=== STORED DATA ===
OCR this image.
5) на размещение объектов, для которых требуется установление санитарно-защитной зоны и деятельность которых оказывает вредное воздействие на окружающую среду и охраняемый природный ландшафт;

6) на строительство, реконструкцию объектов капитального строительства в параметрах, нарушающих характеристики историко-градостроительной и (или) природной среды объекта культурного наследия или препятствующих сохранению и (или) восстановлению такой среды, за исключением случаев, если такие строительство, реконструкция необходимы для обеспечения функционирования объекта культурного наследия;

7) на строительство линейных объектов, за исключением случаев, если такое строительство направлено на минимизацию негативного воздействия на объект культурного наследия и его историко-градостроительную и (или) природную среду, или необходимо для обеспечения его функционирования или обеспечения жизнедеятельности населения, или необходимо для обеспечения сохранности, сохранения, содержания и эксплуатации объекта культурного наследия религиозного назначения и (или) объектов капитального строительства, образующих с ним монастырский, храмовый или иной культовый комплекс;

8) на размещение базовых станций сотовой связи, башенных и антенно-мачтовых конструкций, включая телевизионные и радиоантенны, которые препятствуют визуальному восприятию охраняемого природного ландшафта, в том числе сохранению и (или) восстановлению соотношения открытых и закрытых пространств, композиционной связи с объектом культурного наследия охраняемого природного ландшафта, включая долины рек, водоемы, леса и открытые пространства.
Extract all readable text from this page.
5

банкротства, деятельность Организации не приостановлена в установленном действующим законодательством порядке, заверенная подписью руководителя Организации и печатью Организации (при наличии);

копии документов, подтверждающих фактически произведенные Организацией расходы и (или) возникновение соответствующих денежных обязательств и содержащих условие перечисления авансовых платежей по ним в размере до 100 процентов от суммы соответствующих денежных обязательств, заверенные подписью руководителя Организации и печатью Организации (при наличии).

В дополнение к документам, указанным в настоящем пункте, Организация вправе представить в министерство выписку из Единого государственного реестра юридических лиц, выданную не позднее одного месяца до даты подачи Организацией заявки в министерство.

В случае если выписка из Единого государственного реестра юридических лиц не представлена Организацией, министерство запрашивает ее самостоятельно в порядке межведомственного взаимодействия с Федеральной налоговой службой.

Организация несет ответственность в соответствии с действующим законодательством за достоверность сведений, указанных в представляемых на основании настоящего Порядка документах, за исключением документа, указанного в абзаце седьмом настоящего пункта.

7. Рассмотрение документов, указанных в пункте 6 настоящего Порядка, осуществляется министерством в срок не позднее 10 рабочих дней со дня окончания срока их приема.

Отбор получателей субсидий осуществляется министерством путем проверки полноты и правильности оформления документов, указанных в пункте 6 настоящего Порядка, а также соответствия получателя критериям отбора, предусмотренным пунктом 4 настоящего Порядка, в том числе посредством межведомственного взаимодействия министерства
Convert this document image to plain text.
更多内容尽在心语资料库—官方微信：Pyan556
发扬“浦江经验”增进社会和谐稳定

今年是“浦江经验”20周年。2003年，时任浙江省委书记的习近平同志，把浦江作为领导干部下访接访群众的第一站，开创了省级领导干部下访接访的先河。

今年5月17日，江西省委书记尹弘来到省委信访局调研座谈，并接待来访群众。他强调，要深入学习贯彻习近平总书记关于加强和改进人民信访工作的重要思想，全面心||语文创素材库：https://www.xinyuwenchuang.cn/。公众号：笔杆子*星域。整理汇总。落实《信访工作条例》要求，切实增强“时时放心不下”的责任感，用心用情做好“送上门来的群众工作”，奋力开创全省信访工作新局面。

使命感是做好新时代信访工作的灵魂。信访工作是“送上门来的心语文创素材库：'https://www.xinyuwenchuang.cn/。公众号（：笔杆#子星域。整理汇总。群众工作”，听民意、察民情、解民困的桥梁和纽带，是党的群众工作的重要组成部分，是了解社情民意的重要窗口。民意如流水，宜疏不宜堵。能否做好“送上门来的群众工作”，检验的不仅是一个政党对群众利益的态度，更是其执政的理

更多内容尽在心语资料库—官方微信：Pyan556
===
● TASK REQUIREMENTS
Copy exactly the lines of the listing above, beginning at the line with "Convert this document image to plain text." and ending at its final line; write out nothing else.

● EXERCISE RESPONSE
Convert this document image to plain text.
更多内容尽在心语资料库—官方微信：Pyan556
发扬“浦江经验”增进社会和谐稳定

今年是“浦江经验”20周年。2003年，时任浙江省委书记的习近平同志，把浦江作为领导干部下访接访群众的第一站，开创了省级领导干部下访接访的先河。

今年5月17日，江西省委书记尹弘来到省委信访局调研座谈，并接待来访群众。他强调，要深入学习贯彻习近平总书记关于加强和改进人民信访工作的重要思想，全面心||语文创素材库：https://www.xinyuwenchuang.cn/。公众号：笔杆子*星域。整理汇总。落实《信访工作条例》要求，切实增强“时时放心不下”的责任感，用心用情做好“送上门来的群众工作”，奋力开创全省信访工作新局面。

使命感是做好新时代信访工作的灵魂。信访工作是“送上门来的心语文创素材库：'https://www.xinyuwenchuang.cn/。公众号（：笔杆#子星域。整理汇总。群众工作”，听民意、察民情、解民困的桥梁和纽带，是党的群众工作的重要组成部分，是了解社情民意的重要窗口。民意如流水，宜疏不宜堵。能否做好“送上门来的群众工作”，检验的不仅是一个政党对群众利益的态度，更是其执政的理

更多内容尽在心语资料库—官方微信：Pyan556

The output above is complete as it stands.